Begin GIVEN RECORDS

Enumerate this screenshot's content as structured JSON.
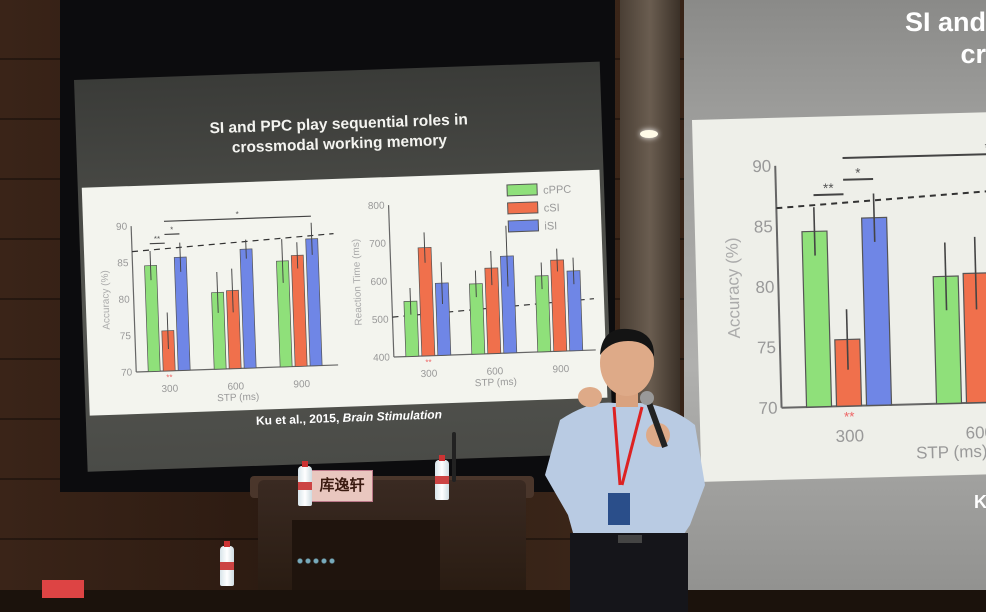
{
  "slide": {
    "title_line1": "SI and PPC play sequential roles in",
    "title_line2": "crossmodal working memory",
    "citation_authors": "Ku et al., 2015, ",
    "citation_journal": "Brain Stimulation"
  },
  "right_screen": {
    "title_line1": "SI and",
    "title_line2": "cr",
    "citation_fragment": "K"
  },
  "nameplate": "库逸轩",
  "colors": {
    "cPPC": "#8fe07a",
    "cSI": "#f0704c",
    "iSI": "#6f86e6"
  },
  "chart_data": [
    {
      "type": "bar",
      "categories": [
        "300",
        "600",
        "900"
      ],
      "xlabel": "STP (ms)",
      "ylabel": "Accuracy (%)",
      "ylim": [
        70,
        90
      ],
      "yticks": [
        70,
        75,
        80,
        85,
        90
      ],
      "series": [
        {
          "name": "cPPC",
          "values": [
            84.5,
            80.5,
            84.5
          ],
          "errors": [
            2,
            2.8,
            3
          ]
        },
        {
          "name": "cSI",
          "values": [
            75.5,
            80.7,
            85.2
          ],
          "errors": [
            2.5,
            3,
            1.8
          ]
        },
        {
          "name": "iSI",
          "values": [
            85.5,
            86.3,
            87.4
          ],
          "errors": [
            2,
            1.3,
            2.2
          ]
        }
      ],
      "significance": [
        "**",
        "*",
        "*"
      ],
      "group_marks": [
        "**",
        "",
        ""
      ],
      "reference_line": "dashed"
    },
    {
      "type": "bar",
      "categories": [
        "300",
        "600",
        "900"
      ],
      "xlabel": "STP (ms)",
      "ylabel": "Reaction Time (ms)",
      "ylim": [
        400,
        800
      ],
      "yticks": [
        400,
        500,
        600,
        700,
        800
      ],
      "series": [
        {
          "name": "cPPC",
          "values": [
            545,
            585,
            600
          ],
          "errors": [
            35,
            35,
            35
          ]
        },
        {
          "name": "cSI",
          "values": [
            685,
            625,
            640
          ],
          "errors": [
            40,
            45,
            30
          ]
        },
        {
          "name": "iSI",
          "values": [
            590,
            655,
            610
          ],
          "errors": [
            55,
            80,
            35
          ]
        }
      ],
      "group_marks": [
        "**",
        "",
        ""
      ],
      "legend": [
        "cPPC",
        "cSI",
        "iSI"
      ],
      "legend_position": "top-right",
      "reference_line": "dashed"
    }
  ]
}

End GIVEN RECORDS

* DIRECTIONS:
Go through the listing above and write it all out exactly, leaving out any picture.

* TASK SOLUTION:
Enumerate this screenshot's content as structured JSON.
{
  "slide": {
    "title_line1": "SI and PPC play sequential roles in",
    "title_line2": "crossmodal working memory",
    "citation_authors": "Ku et al., 2015, ",
    "citation_journal": "Brain Stimulation"
  },
  "right_screen": {
    "title_line1": "SI and",
    "title_line2": "cr",
    "citation_fragment": "K"
  },
  "nameplate": "库逸轩",
  "colors": {
    "cPPC": "#8fe07a",
    "cSI": "#f0704c",
    "iSI": "#6f86e6"
  },
  "chart_data": [
    {
      "type": "bar",
      "categories": [
        "300",
        "600",
        "900"
      ],
      "xlabel": "STP (ms)",
      "ylabel": "Accuracy (%)",
      "ylim": [
        70,
        90
      ],
      "yticks": [
        70,
        75,
        80,
        85,
        90
      ],
      "series": [
        {
          "name": "cPPC",
          "values": [
            84.5,
            80.5,
            84.5
          ],
          "errors": [
            2,
            2.8,
            3
          ]
        },
        {
          "name": "cSI",
          "values": [
            75.5,
            80.7,
            85.2
          ],
          "errors": [
            2.5,
            3,
            1.8
          ]
        },
        {
          "name": "iSI",
          "values": [
            85.5,
            86.3,
            87.4
          ],
          "errors": [
            2,
            1.3,
            2.2
          ]
        }
      ],
      "significance": [
        "**",
        "*",
        "*"
      ],
      "group_marks": [
        "**",
        "",
        ""
      ],
      "reference_line": "dashed"
    },
    {
      "type": "bar",
      "categories": [
        "300",
        "600",
        "900"
      ],
      "xlabel": "STP (ms)",
      "ylabel": "Reaction Time (ms)",
      "ylim": [
        400,
        800
      ],
      "yticks": [
        400,
        500,
        600,
        700,
        800
      ],
      "series": [
        {
          "name": "cPPC",
          "values": [
            545,
            585,
            600
          ],
          "errors": [
            35,
            35,
            35
          ]
        },
        {
          "name": "cSI",
          "values": [
            685,
            625,
            640
          ],
          "errors": [
            40,
            45,
            30
          ]
        },
        {
          "name": "iSI",
          "values": [
            590,
            655,
            610
          ],
          "errors": [
            55,
            80,
            35
          ]
        }
      ],
      "group_marks": [
        "**",
        "",
        ""
      ],
      "legend": [
        "cPPC",
        "cSI",
        "iSI"
      ],
      "legend_position": "top-right",
      "reference_line": "dashed"
    }
  ]
}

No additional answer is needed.